» **Listing**:
****************
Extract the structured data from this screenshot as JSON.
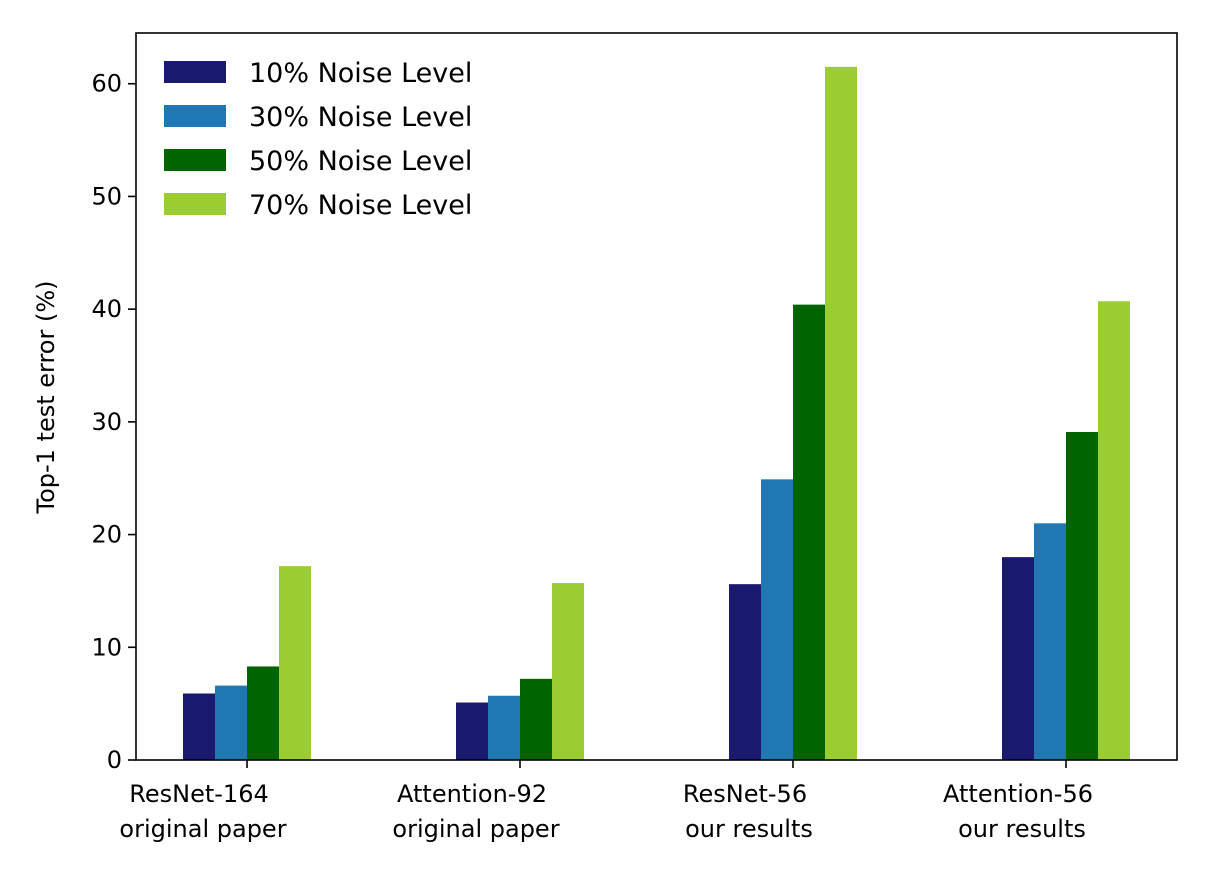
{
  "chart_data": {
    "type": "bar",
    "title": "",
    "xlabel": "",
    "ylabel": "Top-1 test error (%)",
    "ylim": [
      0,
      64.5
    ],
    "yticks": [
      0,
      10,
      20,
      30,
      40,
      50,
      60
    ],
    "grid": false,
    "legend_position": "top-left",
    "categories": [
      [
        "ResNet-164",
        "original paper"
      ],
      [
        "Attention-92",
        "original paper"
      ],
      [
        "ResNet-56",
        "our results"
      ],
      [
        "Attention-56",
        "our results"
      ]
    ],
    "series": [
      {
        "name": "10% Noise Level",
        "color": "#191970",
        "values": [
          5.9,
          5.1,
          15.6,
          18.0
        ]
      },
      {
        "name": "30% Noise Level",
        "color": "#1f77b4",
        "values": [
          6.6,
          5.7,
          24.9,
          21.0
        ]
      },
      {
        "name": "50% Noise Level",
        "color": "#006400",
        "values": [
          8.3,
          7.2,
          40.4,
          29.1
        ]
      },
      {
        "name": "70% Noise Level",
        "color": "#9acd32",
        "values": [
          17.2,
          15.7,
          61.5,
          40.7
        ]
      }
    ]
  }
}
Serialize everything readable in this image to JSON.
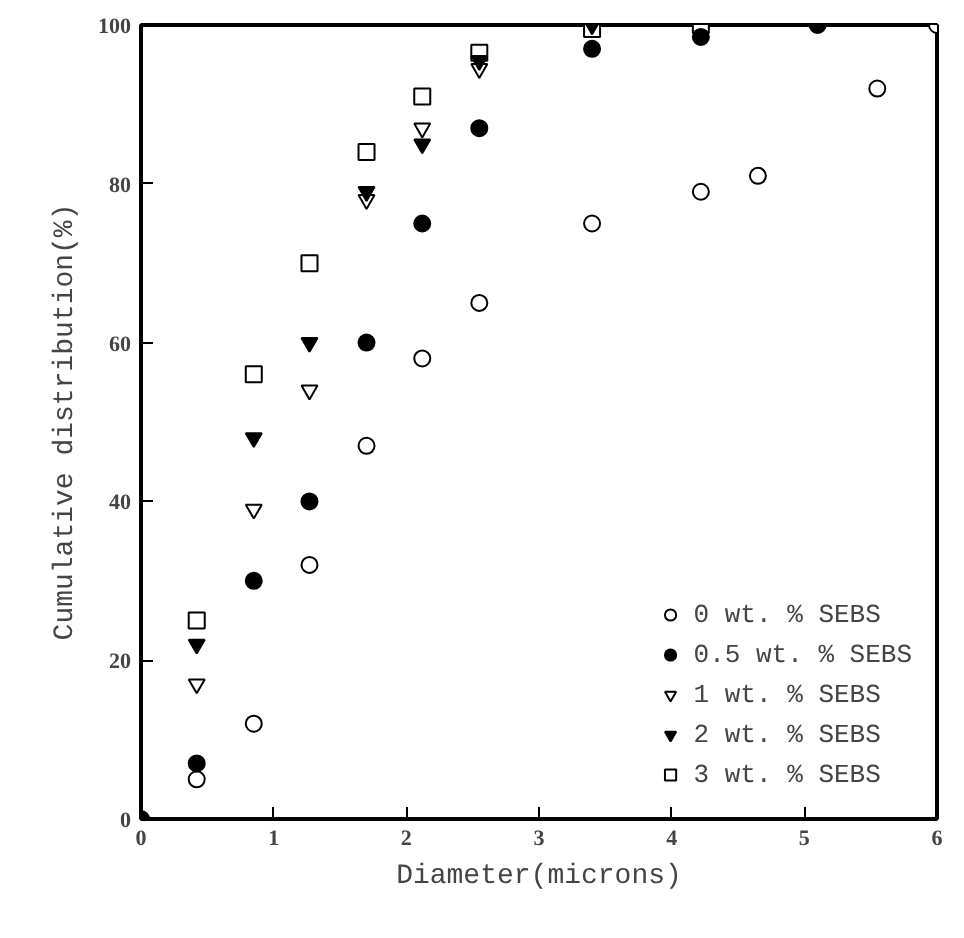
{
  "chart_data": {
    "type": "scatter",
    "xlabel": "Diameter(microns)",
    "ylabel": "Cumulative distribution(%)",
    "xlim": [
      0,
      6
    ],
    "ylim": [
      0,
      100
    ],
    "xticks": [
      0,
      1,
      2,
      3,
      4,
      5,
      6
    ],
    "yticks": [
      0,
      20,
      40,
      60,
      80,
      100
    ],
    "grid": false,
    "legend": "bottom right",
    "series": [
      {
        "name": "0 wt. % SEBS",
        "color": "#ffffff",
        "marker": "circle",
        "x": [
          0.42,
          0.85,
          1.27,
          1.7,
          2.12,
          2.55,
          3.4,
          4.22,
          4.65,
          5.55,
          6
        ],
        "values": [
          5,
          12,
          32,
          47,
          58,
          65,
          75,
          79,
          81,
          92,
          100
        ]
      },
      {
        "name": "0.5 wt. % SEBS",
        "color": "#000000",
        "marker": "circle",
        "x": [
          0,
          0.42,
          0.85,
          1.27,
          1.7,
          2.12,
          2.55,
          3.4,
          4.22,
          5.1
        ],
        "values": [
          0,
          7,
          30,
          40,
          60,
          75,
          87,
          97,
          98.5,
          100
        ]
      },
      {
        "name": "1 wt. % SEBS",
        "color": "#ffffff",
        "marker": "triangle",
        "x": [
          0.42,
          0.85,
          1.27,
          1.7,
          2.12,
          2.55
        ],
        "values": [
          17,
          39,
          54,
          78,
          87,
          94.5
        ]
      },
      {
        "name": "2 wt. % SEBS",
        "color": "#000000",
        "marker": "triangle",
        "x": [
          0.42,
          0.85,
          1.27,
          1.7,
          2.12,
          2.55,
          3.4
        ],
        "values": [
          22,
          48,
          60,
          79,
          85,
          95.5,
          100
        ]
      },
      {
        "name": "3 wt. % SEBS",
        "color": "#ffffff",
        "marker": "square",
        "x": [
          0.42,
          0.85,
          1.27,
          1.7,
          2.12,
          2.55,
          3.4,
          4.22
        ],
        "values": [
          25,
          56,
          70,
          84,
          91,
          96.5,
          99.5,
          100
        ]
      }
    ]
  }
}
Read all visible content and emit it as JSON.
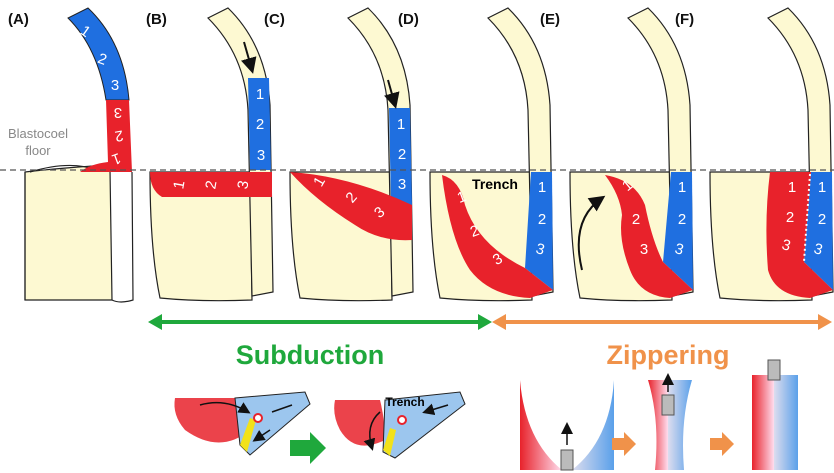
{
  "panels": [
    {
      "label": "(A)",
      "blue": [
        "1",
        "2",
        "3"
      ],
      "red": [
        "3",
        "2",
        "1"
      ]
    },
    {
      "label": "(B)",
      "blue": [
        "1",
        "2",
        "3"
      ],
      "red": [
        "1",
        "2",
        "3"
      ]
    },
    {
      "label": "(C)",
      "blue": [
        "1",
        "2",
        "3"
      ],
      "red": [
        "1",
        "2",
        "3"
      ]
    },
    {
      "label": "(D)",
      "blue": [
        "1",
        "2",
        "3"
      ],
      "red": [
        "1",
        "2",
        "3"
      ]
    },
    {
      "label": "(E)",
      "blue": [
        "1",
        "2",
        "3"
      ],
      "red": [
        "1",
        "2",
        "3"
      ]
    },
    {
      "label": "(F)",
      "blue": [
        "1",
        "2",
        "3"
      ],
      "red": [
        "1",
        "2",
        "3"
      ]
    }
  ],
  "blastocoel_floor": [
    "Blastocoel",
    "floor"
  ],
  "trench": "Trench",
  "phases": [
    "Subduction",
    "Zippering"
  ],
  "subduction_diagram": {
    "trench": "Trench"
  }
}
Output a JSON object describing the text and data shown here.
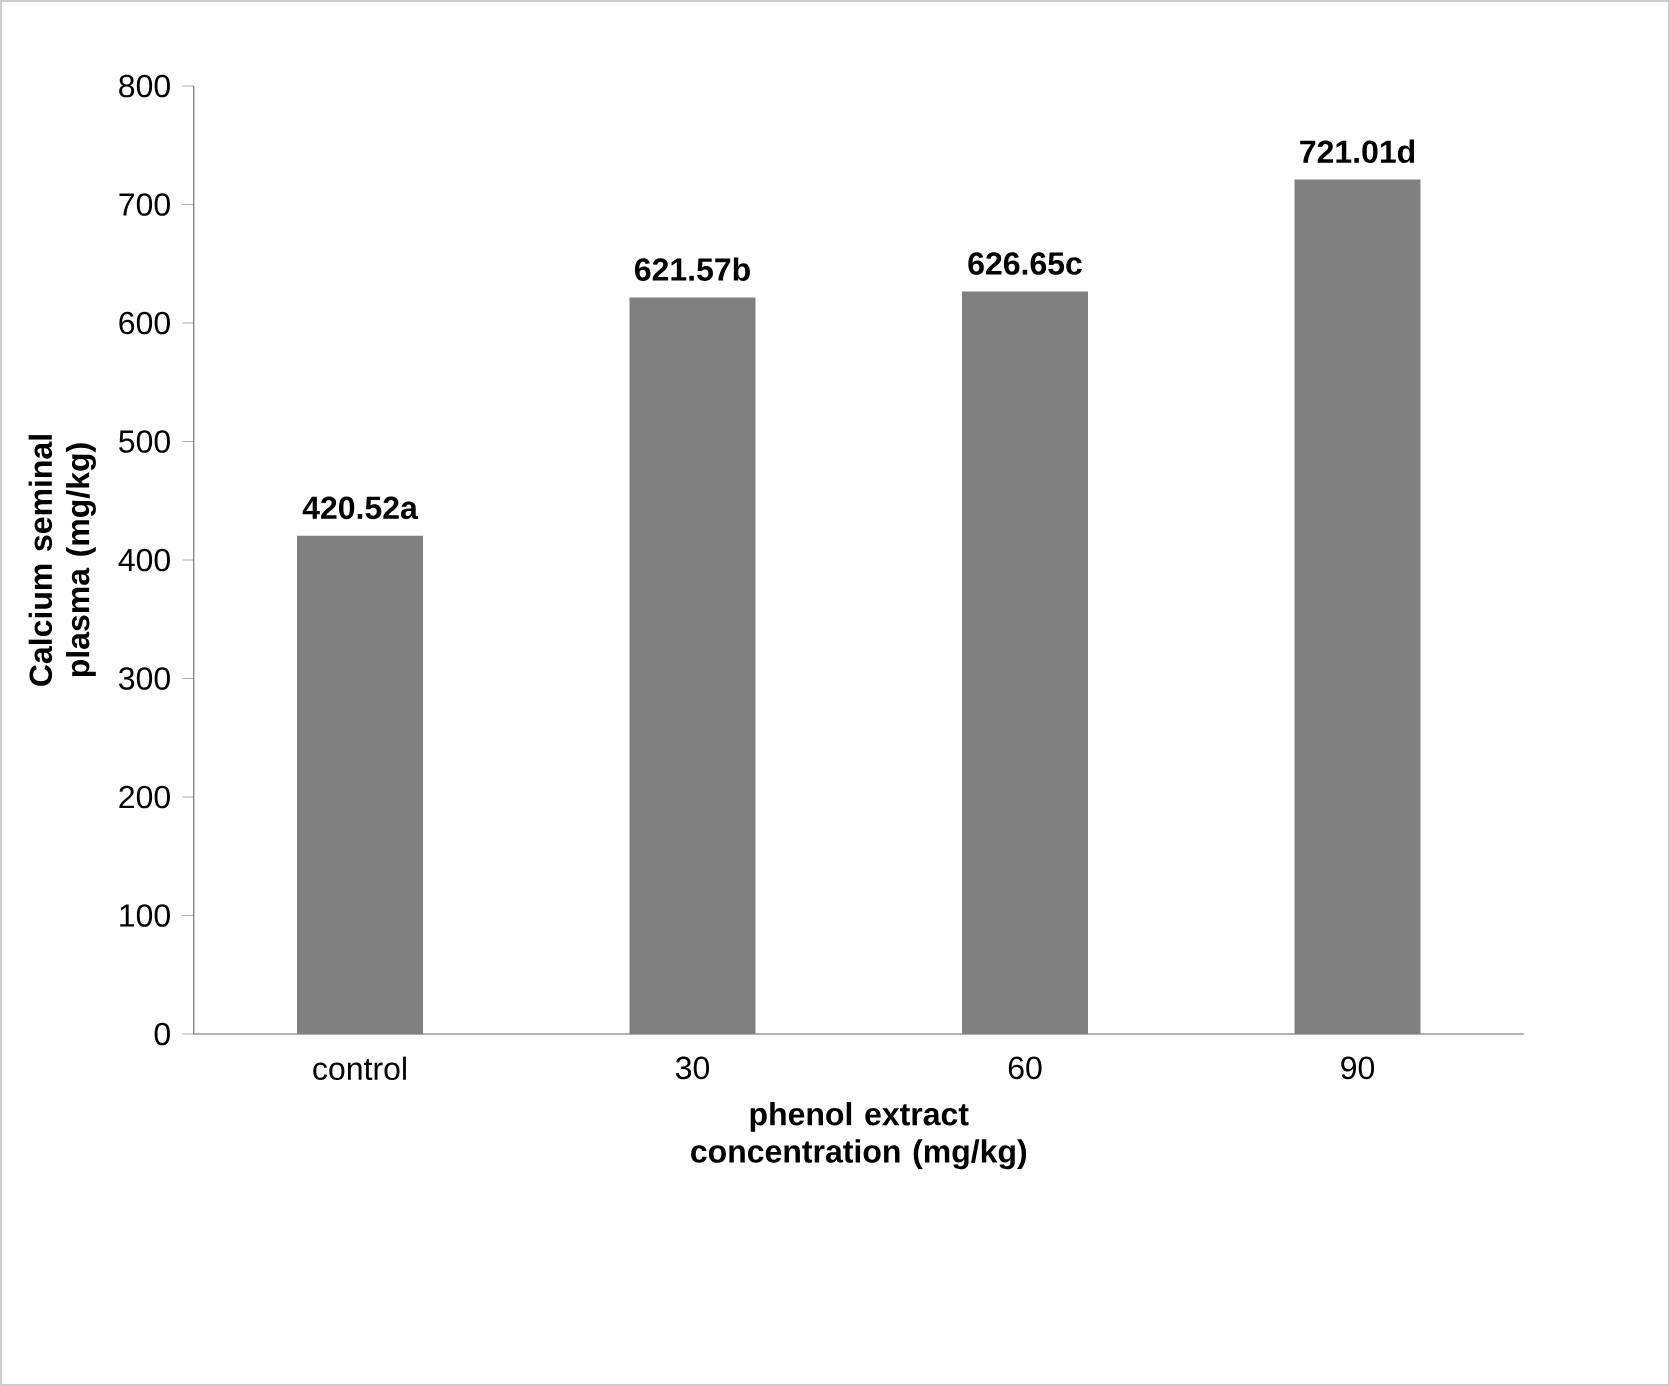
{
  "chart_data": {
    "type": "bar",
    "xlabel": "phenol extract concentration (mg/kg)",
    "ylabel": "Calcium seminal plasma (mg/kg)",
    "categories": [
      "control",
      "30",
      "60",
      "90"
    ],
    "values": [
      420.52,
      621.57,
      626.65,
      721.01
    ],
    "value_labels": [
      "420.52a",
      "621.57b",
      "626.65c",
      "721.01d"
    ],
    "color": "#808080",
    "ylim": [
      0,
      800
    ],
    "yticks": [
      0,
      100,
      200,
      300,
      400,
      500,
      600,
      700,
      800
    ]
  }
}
****************
» **Task**: Go through the data above and transcribe it in full, omitting any image.

» **Written solution**:
Extract the structured data from this screenshot as JSON.
{
  "chart_data": {
    "type": "bar",
    "title": "",
    "xlabel": "",
    "ylabel": "Top-1 test error (%)",
    "ylim": [
      0,
      64.5
    ],
    "yticks": [
      0,
      10,
      20,
      30,
      40,
      50,
      60
    ],
    "grid": false,
    "legend_position": "top-left",
    "categories": [
      [
        "ResNet-164",
        "original paper"
      ],
      [
        "Attention-92",
        "original paper"
      ],
      [
        "ResNet-56",
        "our results"
      ],
      [
        "Attention-56",
        "our results"
      ]
    ],
    "series": [
      {
        "name": "10% Noise Level",
        "color": "#191970",
        "values": [
          5.9,
          5.1,
          15.6,
          18.0
        ]
      },
      {
        "name": "30% Noise Level",
        "color": "#1f77b4",
        "values": [
          6.6,
          5.7,
          24.9,
          21.0
        ]
      },
      {
        "name": "50% Noise Level",
        "color": "#006400",
        "values": [
          8.3,
          7.2,
          40.4,
          29.1
        ]
      },
      {
        "name": "70% Noise Level",
        "color": "#9acd32",
        "values": [
          17.2,
          15.7,
          61.5,
          40.7
        ]
      }
    ]
  }
}
Serialize everything readable in this image to JSON.
{
  "chart_data": {
    "type": "scatter",
    "xlabel": "Diameter(microns)",
    "ylabel": "Cumulative distribution(%)",
    "xlim": [
      0,
      6
    ],
    "ylim": [
      0,
      100
    ],
    "xticks": [
      0,
      1,
      2,
      3,
      4,
      5,
      6
    ],
    "yticks": [
      0,
      20,
      40,
      60,
      80,
      100
    ],
    "grid": false,
    "legend": "bottom right",
    "series": [
      {
        "name": "0 wt. % SEBS",
        "color": "#ffffff",
        "marker": "circle",
        "x": [
          0.42,
          0.85,
          1.27,
          1.7,
          2.12,
          2.55,
          3.4,
          4.22,
          4.65,
          5.55,
          6
        ],
        "values": [
          5,
          12,
          32,
          47,
          58,
          65,
          75,
          79,
          81,
          92,
          100
        ]
      },
      {
        "name": "0.5 wt. % SEBS",
        "color": "#000000",
        "marker": "circle",
        "x": [
          0,
          0.42,
          0.85,
          1.27,
          1.7,
          2.12,
          2.55,
          3.4,
          4.22,
          5.1
        ],
        "values": [
          0,
          7,
          30,
          40,
          60,
          75,
          87,
          97,
          98.5,
          100
        ]
      },
      {
        "name": "1 wt. % SEBS",
        "color": "#ffffff",
        "marker": "triangle",
        "x": [
          0.42,
          0.85,
          1.27,
          1.7,
          2.12,
          2.55
        ],
        "values": [
          17,
          39,
          54,
          78,
          87,
          94.5
        ]
      },
      {
        "name": "2 wt. % SEBS",
        "color": "#000000",
        "marker": "triangle",
        "x": [
          0.42,
          0.85,
          1.27,
          1.7,
          2.12,
          2.55,
          3.4
        ],
        "values": [
          22,
          48,
          60,
          79,
          85,
          95.5,
          100
        ]
      },
      {
        "name": "3 wt. % SEBS",
        "color": "#ffffff",
        "marker": "square",
        "x": [
          0.42,
          0.85,
          1.27,
          1.7,
          2.12,
          2.55,
          3.4,
          4.22
        ],
        "values": [
          25,
          56,
          70,
          84,
          91,
          96.5,
          99.5,
          100
        ]
      }
    ]
  }
}
Read all visible content and emit it as JSON.
{
  "panels": [
    {
      "label": "(A)",
      "blue": [
        "1",
        "2",
        "3"
      ],
      "red": [
        "3",
        "2",
        "1"
      ]
    },
    {
      "label": "(B)",
      "blue": [
        "1",
        "2",
        "3"
      ],
      "red": [
        "1",
        "2",
        "3"
      ]
    },
    {
      "label": "(C)",
      "blue": [
        "1",
        "2",
        "3"
      ],
      "red": [
        "1",
        "2",
        "3"
      ]
    },
    {
      "label": "(D)",
      "blue": [
        "1",
        "2",
        "3"
      ],
      "red": [
        "1",
        "2",
        "3"
      ]
    },
    {
      "label": "(E)",
      "blue": [
        "1",
        "2",
        "3"
      ],
      "red": [
        "1",
        "2",
        "3"
      ]
    },
    {
      "label": "(F)",
      "blue": [
        "1",
        "2",
        "3"
      ],
      "red": [
        "1",
        "2",
        "3"
      ]
    }
  ],
  "blastocoel_floor": [
    "Blastocoel",
    "floor"
  ],
  "trench": "Trench",
  "phases": [
    "Subduction",
    "Zippering"
  ],
  "subduction_diagram": {
    "trench": "Trench"
  }
}
Output a JSON object describing the text and data shown here.
{
  "chart_data": {
    "type": "bar",
    "xlabel": "phenol extract concentration (mg/kg)",
    "ylabel": "Calcium seminal plasma (mg/kg)",
    "categories": [
      "control",
      "30",
      "60",
      "90"
    ],
    "values": [
      420.52,
      621.57,
      626.65,
      721.01
    ],
    "value_labels": [
      "420.52a",
      "621.57b",
      "626.65c",
      "721.01d"
    ],
    "color": "#808080",
    "ylim": [
      0,
      800
    ],
    "yticks": [
      0,
      100,
      200,
      300,
      400,
      500,
      600,
      700,
      800
    ]
  }
}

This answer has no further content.